• **WRITTEN TASK**
Restate all of the data exactly.

Records from a data source:
* start *
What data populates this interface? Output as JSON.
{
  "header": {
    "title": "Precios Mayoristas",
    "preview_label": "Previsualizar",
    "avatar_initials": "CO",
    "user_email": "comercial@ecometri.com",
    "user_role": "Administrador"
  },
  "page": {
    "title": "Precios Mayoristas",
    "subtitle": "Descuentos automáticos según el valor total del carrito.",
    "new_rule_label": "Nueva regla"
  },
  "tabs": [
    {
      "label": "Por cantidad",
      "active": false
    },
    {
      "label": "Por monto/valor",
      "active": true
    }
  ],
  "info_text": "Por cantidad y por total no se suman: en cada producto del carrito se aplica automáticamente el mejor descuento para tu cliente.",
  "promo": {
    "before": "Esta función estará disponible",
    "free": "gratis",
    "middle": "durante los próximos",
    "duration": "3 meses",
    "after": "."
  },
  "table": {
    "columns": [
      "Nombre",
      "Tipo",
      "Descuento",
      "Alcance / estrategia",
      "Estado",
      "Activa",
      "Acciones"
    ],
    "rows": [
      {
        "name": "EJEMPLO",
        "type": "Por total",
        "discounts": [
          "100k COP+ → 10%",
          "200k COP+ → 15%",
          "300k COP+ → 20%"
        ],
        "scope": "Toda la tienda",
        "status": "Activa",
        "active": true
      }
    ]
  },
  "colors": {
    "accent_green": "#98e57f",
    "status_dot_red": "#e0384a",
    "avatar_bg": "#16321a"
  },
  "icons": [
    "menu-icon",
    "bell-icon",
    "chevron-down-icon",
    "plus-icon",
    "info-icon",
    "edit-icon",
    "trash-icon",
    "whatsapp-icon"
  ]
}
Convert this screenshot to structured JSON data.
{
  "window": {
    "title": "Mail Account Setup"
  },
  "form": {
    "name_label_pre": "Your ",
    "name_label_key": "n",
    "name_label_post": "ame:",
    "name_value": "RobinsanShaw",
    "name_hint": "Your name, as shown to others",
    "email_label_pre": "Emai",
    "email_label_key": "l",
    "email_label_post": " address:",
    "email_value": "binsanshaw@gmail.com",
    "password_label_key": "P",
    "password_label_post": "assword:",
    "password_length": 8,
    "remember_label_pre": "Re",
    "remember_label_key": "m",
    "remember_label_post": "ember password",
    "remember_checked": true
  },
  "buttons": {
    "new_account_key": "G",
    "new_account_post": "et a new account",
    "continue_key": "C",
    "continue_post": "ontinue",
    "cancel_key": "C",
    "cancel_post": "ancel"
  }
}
* end *
• **OUTPUT FOR THIS EXERCISE**
What data populates this interface? Output as JSON.
{
  "header": {
    "title": "Precios Mayoristas",
    "preview_label": "Previsualizar",
    "avatar_initials": "CO",
    "user_email": "comercial@ecometri.com",
    "user_role": "Administrador"
  },
  "page": {
    "title": "Precios Mayoristas",
    "subtitle": "Descuentos automáticos según el valor total del carrito.",
    "new_rule_label": "Nueva regla"
  },
  "tabs": [
    {
      "label": "Por cantidad",
      "active": false
    },
    {
      "label": "Por monto/valor",
      "active": true
    }
  ],
  "info_text": "Por cantidad y por total no se suman: en cada producto del carrito se aplica automáticamente el mejor descuento para tu cliente.",
  "promo": {
    "before": "Esta función estará disponible",
    "free": "gratis",
    "middle": "durante los próximos",
    "duration": "3 meses",
    "after": "."
  },
  "table": {
    "columns": [
      "Nombre",
      "Tipo",
      "Descuento",
      "Alcance / estrategia",
      "Estado",
      "Activa",
      "Acciones"
    ],
    "rows": [
      {
        "name": "EJEMPLO",
        "type": "Por total",
        "discounts": [
          "100k COP+ → 10%",
          "200k COP+ → 15%",
          "300k COP+ → 20%"
        ],
        "scope": "Toda la tienda",
        "status": "Activa",
        "active": true
      }
    ]
  },
  "colors": {
    "accent_green": "#98e57f",
    "status_dot_red": "#e0384a",
    "avatar_bg": "#16321a"
  },
  "icons": [
    "menu-icon",
    "bell-icon",
    "chevron-down-icon",
    "plus-icon",
    "info-icon",
    "edit-icon",
    "trash-icon",
    "whatsapp-icon"
  ]
}
Convert this screenshot to structured JSON data.
{
  "window": {
    "title": "Mail Account Setup"
  },
  "form": {
    "name_label_pre": "Your ",
    "name_label_key": "n",
    "name_label_post": "ame:",
    "name_value": "RobinsanShaw",
    "name_hint": "Your name, as shown to others",
    "email_label_pre": "Emai",
    "email_label_key": "l",
    "email_label_post": " address:",
    "email_value": "binsanshaw@gmail.com",
    "password_label_key": "P",
    "password_label_post": "assword:",
    "password_length": 8,
    "remember_label_pre": "Re",
    "remember_label_key": "m",
    "remember_label_post": "ember password",
    "remember_checked": true
  },
  "buttons": {
    "new_account_key": "G",
    "new_account_post": "et a new account",
    "continue_key": "C",
    "continue_post": "ontinue",
    "cancel_key": "C",
    "cancel_post": "ancel"
  }
}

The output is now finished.